Exercise requirements:
Determine how many lines in the data below contain "this" and write only that number.

Materials provided:
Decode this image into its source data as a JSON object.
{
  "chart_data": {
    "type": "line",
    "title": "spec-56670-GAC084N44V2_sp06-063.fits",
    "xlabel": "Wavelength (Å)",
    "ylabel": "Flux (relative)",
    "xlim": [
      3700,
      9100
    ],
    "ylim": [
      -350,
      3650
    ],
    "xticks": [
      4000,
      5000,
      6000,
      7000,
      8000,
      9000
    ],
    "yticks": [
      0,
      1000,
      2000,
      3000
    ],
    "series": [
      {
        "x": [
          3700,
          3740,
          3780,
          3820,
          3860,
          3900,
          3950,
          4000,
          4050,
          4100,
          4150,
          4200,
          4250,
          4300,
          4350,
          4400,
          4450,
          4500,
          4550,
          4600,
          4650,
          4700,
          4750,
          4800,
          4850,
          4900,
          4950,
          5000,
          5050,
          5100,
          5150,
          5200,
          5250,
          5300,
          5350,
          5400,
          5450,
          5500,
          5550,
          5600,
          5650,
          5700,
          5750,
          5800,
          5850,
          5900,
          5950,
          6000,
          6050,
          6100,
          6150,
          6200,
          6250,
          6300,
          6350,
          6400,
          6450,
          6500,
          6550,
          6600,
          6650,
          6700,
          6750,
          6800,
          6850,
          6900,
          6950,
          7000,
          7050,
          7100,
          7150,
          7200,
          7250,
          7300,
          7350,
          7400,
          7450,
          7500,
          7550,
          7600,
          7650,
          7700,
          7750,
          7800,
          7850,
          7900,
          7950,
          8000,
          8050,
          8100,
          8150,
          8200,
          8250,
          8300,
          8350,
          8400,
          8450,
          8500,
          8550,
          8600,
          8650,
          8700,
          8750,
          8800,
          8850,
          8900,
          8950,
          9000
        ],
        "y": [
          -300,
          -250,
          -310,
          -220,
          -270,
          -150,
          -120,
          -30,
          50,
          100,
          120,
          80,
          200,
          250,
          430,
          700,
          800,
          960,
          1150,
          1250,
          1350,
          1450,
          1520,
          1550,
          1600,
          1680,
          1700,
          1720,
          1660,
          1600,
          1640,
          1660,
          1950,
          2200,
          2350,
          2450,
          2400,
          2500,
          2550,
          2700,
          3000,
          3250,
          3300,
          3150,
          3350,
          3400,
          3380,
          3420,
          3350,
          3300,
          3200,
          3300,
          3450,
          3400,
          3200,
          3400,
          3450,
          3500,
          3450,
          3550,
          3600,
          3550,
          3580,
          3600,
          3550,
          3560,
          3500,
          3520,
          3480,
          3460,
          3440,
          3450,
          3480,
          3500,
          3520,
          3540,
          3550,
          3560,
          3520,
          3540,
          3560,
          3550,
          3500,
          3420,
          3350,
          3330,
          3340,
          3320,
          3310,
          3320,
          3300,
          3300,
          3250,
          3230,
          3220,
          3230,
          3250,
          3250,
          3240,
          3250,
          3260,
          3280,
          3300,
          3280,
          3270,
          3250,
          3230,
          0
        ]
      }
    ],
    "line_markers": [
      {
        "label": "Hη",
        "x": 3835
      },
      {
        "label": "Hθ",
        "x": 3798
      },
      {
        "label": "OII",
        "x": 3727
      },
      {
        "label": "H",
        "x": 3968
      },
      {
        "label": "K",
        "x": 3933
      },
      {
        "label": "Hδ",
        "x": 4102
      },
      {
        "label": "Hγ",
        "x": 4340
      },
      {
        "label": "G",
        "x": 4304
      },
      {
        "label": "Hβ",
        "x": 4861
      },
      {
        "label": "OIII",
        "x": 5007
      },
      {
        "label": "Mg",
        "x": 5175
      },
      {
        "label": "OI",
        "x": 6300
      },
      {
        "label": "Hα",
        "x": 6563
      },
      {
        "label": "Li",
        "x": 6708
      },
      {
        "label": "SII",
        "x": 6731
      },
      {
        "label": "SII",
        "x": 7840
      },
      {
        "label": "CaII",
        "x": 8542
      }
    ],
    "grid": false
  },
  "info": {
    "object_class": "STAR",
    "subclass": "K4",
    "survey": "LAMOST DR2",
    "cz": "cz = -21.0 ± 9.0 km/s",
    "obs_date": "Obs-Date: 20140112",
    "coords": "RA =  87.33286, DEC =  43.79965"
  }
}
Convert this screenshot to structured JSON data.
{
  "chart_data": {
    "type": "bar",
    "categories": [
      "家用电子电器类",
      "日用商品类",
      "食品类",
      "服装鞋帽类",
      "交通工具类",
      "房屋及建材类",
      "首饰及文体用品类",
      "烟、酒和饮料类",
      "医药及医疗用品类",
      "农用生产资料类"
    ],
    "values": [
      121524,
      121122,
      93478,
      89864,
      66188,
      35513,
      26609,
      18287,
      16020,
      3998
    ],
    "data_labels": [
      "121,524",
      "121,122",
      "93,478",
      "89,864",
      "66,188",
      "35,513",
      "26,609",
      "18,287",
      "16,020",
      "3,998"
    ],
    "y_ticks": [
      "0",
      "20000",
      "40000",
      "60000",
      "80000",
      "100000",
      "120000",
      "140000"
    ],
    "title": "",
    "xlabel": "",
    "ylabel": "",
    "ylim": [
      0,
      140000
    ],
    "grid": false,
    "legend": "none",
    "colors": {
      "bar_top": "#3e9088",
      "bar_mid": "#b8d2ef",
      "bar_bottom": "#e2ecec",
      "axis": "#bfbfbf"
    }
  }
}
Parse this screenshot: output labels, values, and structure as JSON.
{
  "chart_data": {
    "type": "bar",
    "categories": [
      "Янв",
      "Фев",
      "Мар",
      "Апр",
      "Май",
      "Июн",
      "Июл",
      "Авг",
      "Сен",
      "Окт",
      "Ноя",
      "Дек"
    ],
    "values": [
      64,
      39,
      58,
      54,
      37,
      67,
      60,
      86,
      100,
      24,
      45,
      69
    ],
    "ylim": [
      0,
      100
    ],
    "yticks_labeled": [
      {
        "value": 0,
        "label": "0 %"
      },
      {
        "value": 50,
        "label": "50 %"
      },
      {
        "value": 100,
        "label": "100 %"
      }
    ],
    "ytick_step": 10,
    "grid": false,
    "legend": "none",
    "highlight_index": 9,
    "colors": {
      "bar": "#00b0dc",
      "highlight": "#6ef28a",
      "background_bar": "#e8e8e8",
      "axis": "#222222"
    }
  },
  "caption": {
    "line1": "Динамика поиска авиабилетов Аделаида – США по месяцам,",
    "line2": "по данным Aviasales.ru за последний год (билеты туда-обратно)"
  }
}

Completed exercise:
3